• **Problem to solve**: Verbatim output of all the material below is required.

━━ Supplied data ━━

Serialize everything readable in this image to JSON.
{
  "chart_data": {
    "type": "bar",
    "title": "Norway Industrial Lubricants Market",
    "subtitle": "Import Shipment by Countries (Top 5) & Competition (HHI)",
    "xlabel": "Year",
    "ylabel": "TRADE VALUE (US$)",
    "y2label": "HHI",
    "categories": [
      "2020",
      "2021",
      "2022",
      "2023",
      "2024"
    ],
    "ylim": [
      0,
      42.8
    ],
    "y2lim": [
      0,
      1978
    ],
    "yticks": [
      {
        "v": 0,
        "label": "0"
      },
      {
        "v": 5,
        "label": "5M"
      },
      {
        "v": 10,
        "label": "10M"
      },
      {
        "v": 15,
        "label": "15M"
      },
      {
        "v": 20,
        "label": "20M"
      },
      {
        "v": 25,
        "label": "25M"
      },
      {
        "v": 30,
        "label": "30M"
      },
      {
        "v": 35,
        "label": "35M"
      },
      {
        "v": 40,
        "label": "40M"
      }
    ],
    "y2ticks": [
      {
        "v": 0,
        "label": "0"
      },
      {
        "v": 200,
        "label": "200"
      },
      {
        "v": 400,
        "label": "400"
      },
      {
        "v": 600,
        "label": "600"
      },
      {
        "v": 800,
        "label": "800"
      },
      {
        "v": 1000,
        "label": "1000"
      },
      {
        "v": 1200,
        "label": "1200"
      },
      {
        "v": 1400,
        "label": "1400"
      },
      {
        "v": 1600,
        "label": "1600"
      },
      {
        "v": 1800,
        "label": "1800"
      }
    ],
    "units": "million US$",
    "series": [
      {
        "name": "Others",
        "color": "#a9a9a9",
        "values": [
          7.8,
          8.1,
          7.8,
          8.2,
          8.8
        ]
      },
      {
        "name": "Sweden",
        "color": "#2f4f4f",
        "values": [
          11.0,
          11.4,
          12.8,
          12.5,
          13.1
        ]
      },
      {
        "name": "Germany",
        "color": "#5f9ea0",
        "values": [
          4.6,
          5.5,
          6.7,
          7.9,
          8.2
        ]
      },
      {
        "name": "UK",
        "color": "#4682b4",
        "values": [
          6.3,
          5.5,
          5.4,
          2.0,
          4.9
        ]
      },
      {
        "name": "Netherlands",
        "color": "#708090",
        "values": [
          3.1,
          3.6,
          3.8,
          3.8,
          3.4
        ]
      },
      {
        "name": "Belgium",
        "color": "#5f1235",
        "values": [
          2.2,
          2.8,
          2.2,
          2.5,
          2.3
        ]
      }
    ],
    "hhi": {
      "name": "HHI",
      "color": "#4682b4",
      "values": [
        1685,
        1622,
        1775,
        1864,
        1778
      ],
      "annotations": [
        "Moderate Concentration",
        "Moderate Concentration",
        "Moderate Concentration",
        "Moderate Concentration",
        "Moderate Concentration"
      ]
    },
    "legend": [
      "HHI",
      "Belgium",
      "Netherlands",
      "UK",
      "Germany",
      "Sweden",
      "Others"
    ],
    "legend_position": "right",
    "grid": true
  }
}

━━━

• **In response**:
Serialize everything readable in this image to JSON.
{
  "chart_data": {
    "type": "bar",
    "title": "Norway Industrial Lubricants Market",
    "subtitle": "Import Shipment by Countries (Top 5) & Competition (HHI)",
    "xlabel": "Year",
    "ylabel": "TRADE VALUE (US$)",
    "y2label": "HHI",
    "categories": [
      "2020",
      "2021",
      "2022",
      "2023",
      "2024"
    ],
    "ylim": [
      0,
      42.8
    ],
    "y2lim": [
      0,
      1978
    ],
    "yticks": [
      {
        "v": 0,
        "label": "0"
      },
      {
        "v": 5,
        "label": "5M"
      },
      {
        "v": 10,
        "label": "10M"
      },
      {
        "v": 15,
        "label": "15M"
      },
      {
        "v": 20,
        "label": "20M"
      },
      {
        "v": 25,
        "label": "25M"
      },
      {
        "v": 30,
        "label": "30M"
      },
      {
        "v": 35,
        "label": "35M"
      },
      {
        "v": 40,
        "label": "40M"
      }
    ],
    "y2ticks": [
      {
        "v": 0,
        "label": "0"
      },
      {
        "v": 200,
        "label": "200"
      },
      {
        "v": 400,
        "label": "400"
      },
      {
        "v": 600,
        "label": "600"
      },
      {
        "v": 800,
        "label": "800"
      },
      {
        "v": 1000,
        "label": "1000"
      },
      {
        "v": 1200,
        "label": "1200"
      },
      {
        "v": 1400,
        "label": "1400"
      },
      {
        "v": 1600,
        "label": "1600"
      },
      {
        "v": 1800,
        "label": "1800"
      }
    ],
    "units": "million US$",
    "series": [
      {
        "name": "Others",
        "color": "#a9a9a9",
        "values": [
          7.8,
          8.1,
          7.8,
          8.2,
          8.8
        ]
      },
      {
        "name": "Sweden",
        "color": "#2f4f4f",
        "values": [
          11.0,
          11.4,
          12.8,
          12.5,
          13.1
        ]
      },
      {
        "name": "Germany",
        "color": "#5f9ea0",
        "values": [
          4.6,
          5.5,
          6.7,
          7.9,
          8.2
        ]
      },
      {
        "name": "UK",
        "color": "#4682b4",
        "values": [
          6.3,
          5.5,
          5.4,
          2.0,
          4.9
        ]
      },
      {
        "name": "Netherlands",
        "color": "#708090",
        "values": [
          3.1,
          3.6,
          3.8,
          3.8,
          3.4
        ]
      },
      {
        "name": "Belgium",
        "color": "#5f1235",
        "values": [
          2.2,
          2.8,
          2.2,
          2.5,
          2.3
        ]
      }
    ],
    "hhi": {
      "name": "HHI",
      "color": "#4682b4",
      "values": [
        1685,
        1622,
        1775,
        1864,
        1778
      ],
      "annotations": [
        "Moderate Concentration",
        "Moderate Concentration",
        "Moderate Concentration",
        "Moderate Concentration",
        "Moderate Concentration"
      ]
    },
    "legend": [
      "HHI",
      "Belgium",
      "Netherlands",
      "UK",
      "Germany",
      "Sweden",
      "Others"
    ],
    "legend_position": "right",
    "grid": true
  }
}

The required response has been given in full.